## Saved entries
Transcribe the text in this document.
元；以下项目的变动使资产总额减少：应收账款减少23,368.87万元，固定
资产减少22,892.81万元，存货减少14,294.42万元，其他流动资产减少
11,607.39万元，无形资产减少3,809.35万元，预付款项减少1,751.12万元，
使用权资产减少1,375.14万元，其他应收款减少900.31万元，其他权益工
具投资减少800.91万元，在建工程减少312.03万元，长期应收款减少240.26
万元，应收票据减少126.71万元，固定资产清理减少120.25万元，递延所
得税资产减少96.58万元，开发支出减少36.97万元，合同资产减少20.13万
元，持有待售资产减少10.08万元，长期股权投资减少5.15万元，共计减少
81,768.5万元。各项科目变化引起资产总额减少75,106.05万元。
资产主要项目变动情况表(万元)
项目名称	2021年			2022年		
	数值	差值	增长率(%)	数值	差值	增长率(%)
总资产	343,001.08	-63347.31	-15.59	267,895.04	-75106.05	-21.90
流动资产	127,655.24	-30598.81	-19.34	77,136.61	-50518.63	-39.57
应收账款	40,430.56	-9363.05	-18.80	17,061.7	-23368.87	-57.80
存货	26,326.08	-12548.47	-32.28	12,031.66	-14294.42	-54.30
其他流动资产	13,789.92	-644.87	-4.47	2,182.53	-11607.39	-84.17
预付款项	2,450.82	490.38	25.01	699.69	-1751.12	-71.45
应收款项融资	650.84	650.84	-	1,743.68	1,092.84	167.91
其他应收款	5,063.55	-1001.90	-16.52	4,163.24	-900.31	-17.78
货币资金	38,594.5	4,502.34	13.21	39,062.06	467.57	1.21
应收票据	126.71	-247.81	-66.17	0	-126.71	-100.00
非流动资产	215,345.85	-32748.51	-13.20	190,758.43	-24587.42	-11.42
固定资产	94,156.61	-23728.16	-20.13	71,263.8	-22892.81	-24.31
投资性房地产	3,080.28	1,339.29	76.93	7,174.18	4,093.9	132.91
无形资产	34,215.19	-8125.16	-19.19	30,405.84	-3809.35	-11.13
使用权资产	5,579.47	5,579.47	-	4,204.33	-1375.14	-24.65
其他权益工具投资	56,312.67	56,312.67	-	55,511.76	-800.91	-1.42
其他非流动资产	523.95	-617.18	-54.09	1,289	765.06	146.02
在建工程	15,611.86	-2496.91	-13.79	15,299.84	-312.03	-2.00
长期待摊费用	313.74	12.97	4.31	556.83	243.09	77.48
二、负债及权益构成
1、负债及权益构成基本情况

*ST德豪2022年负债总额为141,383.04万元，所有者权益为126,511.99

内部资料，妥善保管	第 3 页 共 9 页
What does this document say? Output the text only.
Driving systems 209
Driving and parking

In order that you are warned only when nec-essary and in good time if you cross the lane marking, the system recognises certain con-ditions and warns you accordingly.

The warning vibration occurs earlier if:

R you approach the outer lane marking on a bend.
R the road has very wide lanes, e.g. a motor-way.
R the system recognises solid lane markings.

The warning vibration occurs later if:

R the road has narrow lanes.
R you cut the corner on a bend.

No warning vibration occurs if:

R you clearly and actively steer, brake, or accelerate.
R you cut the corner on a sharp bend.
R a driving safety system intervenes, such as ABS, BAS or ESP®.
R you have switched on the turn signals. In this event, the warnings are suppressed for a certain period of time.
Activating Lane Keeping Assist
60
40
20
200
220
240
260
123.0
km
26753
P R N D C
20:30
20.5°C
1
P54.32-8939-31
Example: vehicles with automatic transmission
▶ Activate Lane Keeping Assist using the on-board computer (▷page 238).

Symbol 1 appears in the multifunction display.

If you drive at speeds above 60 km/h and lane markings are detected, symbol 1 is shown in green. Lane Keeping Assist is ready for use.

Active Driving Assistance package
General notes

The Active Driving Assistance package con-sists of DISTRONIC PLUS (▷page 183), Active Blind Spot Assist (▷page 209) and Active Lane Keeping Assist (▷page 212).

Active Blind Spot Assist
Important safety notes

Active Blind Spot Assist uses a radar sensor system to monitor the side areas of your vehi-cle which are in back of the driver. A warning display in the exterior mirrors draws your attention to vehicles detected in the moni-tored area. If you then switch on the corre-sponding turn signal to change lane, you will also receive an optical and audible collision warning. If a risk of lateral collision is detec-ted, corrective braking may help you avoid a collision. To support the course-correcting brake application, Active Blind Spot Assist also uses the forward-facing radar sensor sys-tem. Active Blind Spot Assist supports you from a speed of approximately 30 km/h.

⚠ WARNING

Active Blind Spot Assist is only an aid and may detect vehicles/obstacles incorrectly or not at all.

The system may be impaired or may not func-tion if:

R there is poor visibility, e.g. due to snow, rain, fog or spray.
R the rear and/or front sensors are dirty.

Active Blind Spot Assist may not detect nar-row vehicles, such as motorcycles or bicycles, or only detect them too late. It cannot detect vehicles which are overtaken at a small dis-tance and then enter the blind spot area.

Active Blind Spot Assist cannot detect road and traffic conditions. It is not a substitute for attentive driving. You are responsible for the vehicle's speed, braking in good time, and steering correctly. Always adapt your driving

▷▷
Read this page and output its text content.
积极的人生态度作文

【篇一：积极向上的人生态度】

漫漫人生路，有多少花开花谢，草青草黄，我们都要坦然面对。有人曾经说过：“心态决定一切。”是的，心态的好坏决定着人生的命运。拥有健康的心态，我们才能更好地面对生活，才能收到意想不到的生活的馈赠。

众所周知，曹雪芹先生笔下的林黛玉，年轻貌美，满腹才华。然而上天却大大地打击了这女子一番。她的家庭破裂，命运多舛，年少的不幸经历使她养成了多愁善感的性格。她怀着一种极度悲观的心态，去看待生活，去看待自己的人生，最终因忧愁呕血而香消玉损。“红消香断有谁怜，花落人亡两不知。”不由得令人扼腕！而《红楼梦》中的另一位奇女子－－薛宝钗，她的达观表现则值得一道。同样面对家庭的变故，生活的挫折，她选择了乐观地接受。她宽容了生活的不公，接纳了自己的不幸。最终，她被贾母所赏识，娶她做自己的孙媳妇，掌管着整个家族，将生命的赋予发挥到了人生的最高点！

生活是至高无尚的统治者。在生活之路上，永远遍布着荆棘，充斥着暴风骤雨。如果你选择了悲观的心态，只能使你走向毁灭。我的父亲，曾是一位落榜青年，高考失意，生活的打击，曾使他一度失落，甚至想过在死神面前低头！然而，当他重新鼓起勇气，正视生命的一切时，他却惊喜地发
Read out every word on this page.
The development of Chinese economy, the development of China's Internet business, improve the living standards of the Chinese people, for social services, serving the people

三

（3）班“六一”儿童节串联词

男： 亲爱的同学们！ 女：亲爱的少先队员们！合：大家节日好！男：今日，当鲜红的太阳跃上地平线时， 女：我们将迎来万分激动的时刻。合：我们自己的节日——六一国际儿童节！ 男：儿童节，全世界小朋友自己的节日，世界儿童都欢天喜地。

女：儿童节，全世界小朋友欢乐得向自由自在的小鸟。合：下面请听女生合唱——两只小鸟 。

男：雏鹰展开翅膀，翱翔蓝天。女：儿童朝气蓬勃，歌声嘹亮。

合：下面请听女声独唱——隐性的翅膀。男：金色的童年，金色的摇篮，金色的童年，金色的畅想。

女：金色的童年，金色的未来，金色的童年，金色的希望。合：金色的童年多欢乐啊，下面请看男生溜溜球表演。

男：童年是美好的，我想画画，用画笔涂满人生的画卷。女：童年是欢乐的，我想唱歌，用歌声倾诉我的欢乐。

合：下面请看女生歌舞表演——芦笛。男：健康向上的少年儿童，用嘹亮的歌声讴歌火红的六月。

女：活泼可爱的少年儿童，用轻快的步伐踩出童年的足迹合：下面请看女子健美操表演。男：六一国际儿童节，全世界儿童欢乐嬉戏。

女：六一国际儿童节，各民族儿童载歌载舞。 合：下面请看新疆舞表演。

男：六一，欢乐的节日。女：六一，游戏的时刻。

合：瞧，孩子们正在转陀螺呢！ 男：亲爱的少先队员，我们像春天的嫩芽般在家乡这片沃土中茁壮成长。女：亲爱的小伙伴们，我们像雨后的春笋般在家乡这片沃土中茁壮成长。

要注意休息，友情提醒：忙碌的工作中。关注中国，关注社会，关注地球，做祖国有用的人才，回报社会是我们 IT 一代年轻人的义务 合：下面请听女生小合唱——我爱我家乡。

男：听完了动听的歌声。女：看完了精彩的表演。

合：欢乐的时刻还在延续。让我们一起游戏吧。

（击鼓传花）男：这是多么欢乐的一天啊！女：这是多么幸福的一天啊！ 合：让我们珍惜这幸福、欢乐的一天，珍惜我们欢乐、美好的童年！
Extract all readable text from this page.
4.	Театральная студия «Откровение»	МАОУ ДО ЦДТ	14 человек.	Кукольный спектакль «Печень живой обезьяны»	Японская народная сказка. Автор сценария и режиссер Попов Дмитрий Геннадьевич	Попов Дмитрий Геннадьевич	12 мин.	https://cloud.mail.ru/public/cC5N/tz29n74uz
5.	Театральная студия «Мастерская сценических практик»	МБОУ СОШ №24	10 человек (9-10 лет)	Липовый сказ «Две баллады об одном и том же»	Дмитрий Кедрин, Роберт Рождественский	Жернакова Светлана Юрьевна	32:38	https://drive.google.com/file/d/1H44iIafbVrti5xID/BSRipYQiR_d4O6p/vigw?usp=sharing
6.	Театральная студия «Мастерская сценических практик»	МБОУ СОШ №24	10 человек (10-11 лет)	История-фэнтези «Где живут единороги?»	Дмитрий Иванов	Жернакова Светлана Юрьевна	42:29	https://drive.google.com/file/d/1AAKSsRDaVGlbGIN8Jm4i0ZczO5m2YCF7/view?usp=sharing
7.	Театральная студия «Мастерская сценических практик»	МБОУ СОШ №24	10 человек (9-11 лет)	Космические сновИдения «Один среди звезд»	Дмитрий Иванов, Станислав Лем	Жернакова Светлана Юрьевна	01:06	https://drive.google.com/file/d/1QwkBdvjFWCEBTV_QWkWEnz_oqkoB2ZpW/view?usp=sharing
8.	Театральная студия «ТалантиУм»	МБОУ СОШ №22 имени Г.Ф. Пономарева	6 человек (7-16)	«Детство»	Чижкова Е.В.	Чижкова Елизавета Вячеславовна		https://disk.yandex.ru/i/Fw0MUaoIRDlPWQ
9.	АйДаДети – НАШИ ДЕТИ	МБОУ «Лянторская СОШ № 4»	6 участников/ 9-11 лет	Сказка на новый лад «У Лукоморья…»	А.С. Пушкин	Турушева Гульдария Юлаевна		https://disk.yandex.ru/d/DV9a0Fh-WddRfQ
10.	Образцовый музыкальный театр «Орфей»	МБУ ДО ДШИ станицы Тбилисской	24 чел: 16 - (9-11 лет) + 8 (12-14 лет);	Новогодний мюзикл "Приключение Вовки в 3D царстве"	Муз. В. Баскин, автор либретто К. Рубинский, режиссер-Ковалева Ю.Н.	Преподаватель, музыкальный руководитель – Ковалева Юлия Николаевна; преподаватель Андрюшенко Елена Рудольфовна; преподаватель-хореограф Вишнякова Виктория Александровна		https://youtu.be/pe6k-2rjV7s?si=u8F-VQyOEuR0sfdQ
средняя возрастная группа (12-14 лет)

## WHAT IS NEEDED
Say how many lines of the data include the word "occurs". Respond with the number alone.

## FINAL RESULT
3